▸ **Problem requirements**: Restate all of the data exactly.

▸ **Extracted material**:
• • • • •

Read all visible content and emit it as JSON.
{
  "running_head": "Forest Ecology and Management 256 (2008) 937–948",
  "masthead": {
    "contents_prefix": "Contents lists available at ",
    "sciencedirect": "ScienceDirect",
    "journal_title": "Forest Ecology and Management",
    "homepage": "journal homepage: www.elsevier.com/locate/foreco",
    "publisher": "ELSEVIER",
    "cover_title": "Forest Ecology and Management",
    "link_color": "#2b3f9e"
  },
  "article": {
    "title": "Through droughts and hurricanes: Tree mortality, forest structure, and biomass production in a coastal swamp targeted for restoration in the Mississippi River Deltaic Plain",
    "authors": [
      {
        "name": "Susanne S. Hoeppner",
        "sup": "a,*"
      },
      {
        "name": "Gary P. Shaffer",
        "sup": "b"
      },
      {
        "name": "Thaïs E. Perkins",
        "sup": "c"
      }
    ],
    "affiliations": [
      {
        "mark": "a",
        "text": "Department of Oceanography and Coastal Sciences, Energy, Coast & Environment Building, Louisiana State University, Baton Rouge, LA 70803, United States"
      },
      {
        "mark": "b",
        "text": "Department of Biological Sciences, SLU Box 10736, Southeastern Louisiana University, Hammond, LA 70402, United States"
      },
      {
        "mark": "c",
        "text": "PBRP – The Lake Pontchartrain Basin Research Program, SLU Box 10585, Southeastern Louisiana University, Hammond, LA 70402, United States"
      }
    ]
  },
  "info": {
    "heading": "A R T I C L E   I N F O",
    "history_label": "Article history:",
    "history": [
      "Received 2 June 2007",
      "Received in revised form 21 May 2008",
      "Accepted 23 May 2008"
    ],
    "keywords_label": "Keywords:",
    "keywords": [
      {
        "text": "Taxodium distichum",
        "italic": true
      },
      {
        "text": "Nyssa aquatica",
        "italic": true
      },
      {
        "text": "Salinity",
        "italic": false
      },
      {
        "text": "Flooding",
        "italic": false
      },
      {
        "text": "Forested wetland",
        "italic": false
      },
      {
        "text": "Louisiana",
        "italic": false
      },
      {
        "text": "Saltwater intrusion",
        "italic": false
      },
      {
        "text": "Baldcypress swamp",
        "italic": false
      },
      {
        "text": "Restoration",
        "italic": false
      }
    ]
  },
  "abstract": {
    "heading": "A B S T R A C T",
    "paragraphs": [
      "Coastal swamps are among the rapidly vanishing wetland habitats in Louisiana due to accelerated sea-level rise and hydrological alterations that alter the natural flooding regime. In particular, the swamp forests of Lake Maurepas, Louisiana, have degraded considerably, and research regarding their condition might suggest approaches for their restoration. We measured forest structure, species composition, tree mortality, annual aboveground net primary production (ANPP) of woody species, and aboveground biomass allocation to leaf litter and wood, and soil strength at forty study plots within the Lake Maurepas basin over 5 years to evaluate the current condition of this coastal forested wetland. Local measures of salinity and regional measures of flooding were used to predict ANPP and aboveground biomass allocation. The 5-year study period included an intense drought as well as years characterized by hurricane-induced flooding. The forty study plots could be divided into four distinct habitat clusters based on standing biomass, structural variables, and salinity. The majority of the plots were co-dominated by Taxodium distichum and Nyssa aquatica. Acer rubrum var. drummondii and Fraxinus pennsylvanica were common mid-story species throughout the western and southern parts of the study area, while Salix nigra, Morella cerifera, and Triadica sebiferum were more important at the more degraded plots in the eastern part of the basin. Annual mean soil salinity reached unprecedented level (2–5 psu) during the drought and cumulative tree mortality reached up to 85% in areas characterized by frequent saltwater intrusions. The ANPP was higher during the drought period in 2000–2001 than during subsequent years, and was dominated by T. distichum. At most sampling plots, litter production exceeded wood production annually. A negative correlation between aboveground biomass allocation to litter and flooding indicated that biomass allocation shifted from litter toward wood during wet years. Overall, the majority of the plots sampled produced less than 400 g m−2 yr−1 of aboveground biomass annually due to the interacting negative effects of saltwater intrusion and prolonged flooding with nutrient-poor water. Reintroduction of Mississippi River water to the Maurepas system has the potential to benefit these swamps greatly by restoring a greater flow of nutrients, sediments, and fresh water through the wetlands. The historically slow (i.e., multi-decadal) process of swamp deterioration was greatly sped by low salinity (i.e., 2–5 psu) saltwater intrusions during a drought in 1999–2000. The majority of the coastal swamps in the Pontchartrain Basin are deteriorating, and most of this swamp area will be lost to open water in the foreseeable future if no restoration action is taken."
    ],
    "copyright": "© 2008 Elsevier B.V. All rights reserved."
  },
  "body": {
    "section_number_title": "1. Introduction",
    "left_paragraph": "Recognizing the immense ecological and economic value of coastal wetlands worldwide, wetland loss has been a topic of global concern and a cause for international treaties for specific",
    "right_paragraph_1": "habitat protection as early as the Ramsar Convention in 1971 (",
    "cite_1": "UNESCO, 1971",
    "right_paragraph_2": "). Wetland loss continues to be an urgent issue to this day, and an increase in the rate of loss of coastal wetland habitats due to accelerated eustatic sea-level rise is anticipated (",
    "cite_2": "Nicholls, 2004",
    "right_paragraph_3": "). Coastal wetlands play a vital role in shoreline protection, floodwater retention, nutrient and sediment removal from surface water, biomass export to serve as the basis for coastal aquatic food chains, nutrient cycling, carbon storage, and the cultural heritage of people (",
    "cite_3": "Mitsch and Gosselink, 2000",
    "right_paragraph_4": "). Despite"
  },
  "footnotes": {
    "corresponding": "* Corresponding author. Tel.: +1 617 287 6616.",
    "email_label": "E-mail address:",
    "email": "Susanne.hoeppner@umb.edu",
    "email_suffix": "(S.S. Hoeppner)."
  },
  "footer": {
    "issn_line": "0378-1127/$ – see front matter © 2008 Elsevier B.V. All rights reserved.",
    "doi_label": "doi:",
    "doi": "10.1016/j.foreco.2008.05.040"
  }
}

• • • • •

▸ **Written response**:
Read all visible content and emit it as JSON.
{
  "running_head": "Forest Ecology and Management 256 (2008) 937–948",
  "masthead": {
    "contents_prefix": "Contents lists available at ",
    "sciencedirect": "ScienceDirect",
    "journal_title": "Forest Ecology and Management",
    "homepage": "journal homepage: www.elsevier.com/locate/foreco",
    "publisher": "ELSEVIER",
    "cover_title": "Forest Ecology and Management",
    "link_color": "#2b3f9e"
  },
  "article": {
    "title": "Through droughts and hurricanes: Tree mortality, forest structure, and biomass production in a coastal swamp targeted for restoration in the Mississippi River Deltaic Plain",
    "authors": [
      {
        "name": "Susanne S. Hoeppner",
        "sup": "a,*"
      },
      {
        "name": "Gary P. Shaffer",
        "sup": "b"
      },
      {
        "name": "Thaïs E. Perkins",
        "sup": "c"
      }
    ],
    "affiliations": [
      {
        "mark": "a",
        "text": "Department of Oceanography and Coastal Sciences, Energy, Coast & Environment Building, Louisiana State University, Baton Rouge, LA 70803, United States"
      },
      {
        "mark": "b",
        "text": "Department of Biological Sciences, SLU Box 10736, Southeastern Louisiana University, Hammond, LA 70402, United States"
      },
      {
        "mark": "c",
        "text": "PBRP – The Lake Pontchartrain Basin Research Program, SLU Box 10585, Southeastern Louisiana University, Hammond, LA 70402, United States"
      }
    ]
  },
  "info": {
    "heading": "A R T I C L E   I N F O",
    "history_label": "Article history:",
    "history": [
      "Received 2 June 2007",
      "Received in revised form 21 May 2008",
      "Accepted 23 May 2008"
    ],
    "keywords_label": "Keywords:",
    "keywords": [
      {
        "text": "Taxodium distichum",
        "italic": true
      },
      {
        "text": "Nyssa aquatica",
        "italic": true
      },
      {
        "text": "Salinity",
        "italic": false
      },
      {
        "text": "Flooding",
        "italic": false
      },
      {
        "text": "Forested wetland",
        "italic": false
      },
      {
        "text": "Louisiana",
        "italic": false
      },
      {
        "text": "Saltwater intrusion",
        "italic": false
      },
      {
        "text": "Baldcypress swamp",
        "italic": false
      },
      {
        "text": "Restoration",
        "italic": false
      }
    ]
  },
  "abstract": {
    "heading": "A B S T R A C T",
    "paragraphs": [
      "Coastal swamps are among the rapidly vanishing wetland habitats in Louisiana due to accelerated sea-level rise and hydrological alterations that alter the natural flooding regime. In particular, the swamp forests of Lake Maurepas, Louisiana, have degraded considerably, and research regarding their condition might suggest approaches for their restoration. We measured forest structure, species composition, tree mortality, annual aboveground net primary production (ANPP) of woody species, and aboveground biomass allocation to leaf litter and wood, and soil strength at forty study plots within the Lake Maurepas basin over 5 years to evaluate the current condition of this coastal forested wetland. Local measures of salinity and regional measures of flooding were used to predict ANPP and aboveground biomass allocation. The 5-year study period included an intense drought as well as years characterized by hurricane-induced flooding. The forty study plots could be divided into four distinct habitat clusters based on standing biomass, structural variables, and salinity. The majority of the plots were co-dominated by Taxodium distichum and Nyssa aquatica. Acer rubrum var. drummondii and Fraxinus pennsylvanica were common mid-story species throughout the western and southern parts of the study area, while Salix nigra, Morella cerifera, and Triadica sebiferum were more important at the more degraded plots in the eastern part of the basin. Annual mean soil salinity reached unprecedented level (2–5 psu) during the drought and cumulative tree mortality reached up to 85% in areas characterized by frequent saltwater intrusions. The ANPP was higher during the drought period in 2000–2001 than during subsequent years, and was dominated by T. distichum. At most sampling plots, litter production exceeded wood production annually. A negative correlation between aboveground biomass allocation to litter and flooding indicated that biomass allocation shifted from litter toward wood during wet years. Overall, the majority of the plots sampled produced less than 400 g m−2 yr−1 of aboveground biomass annually due to the interacting negative effects of saltwater intrusion and prolonged flooding with nutrient-poor water. Reintroduction of Mississippi River water to the Maurepas system has the potential to benefit these swamps greatly by restoring a greater flow of nutrients, sediments, and fresh water through the wetlands. The historically slow (i.e., multi-decadal) process of swamp deterioration was greatly sped by low salinity (i.e., 2–5 psu) saltwater intrusions during a drought in 1999–2000. The majority of the coastal swamps in the Pontchartrain Basin are deteriorating, and most of this swamp area will be lost to open water in the foreseeable future if no restoration action is taken."
    ],
    "copyright": "© 2008 Elsevier B.V. All rights reserved."
  },
  "body": {
    "section_number_title": "1. Introduction",
    "left_paragraph": "Recognizing the immense ecological and economic value of coastal wetlands worldwide, wetland loss has been a topic of global concern and a cause for international treaties for specific",
    "right_paragraph_1": "habitat protection as early as the Ramsar Convention in 1971 (",
    "cite_1": "UNESCO, 1971",
    "right_paragraph_2": "). Wetland loss continues to be an urgent issue to this day, and an increase in the rate of loss of coastal wetland habitats due to accelerated eustatic sea-level rise is anticipated (",
    "cite_2": "Nicholls, 2004",
    "right_paragraph_3": "). Coastal wetlands play a vital role in shoreline protection, floodwater retention, nutrient and sediment removal from surface water, biomass export to serve as the basis for coastal aquatic food chains, nutrient cycling, carbon storage, and the cultural heritage of people (",
    "cite_3": "Mitsch and Gosselink, 2000",
    "right_paragraph_4": "). Despite"
  },
  "footnotes": {
    "corresponding": "* Corresponding author. Tel.: +1 617 287 6616.",
    "email_label": "E-mail address:",
    "email": "Susanne.hoeppner@umb.edu",
    "email_suffix": "(S.S. Hoeppner)."
  },
  "footer": {
    "issn_line": "0378-1127/$ – see front matter © 2008 Elsevier B.V. All rights reserved.",
    "doi_label": "doi:",
    "doi": "10.1016/j.foreco.2008.05.040"
  }
}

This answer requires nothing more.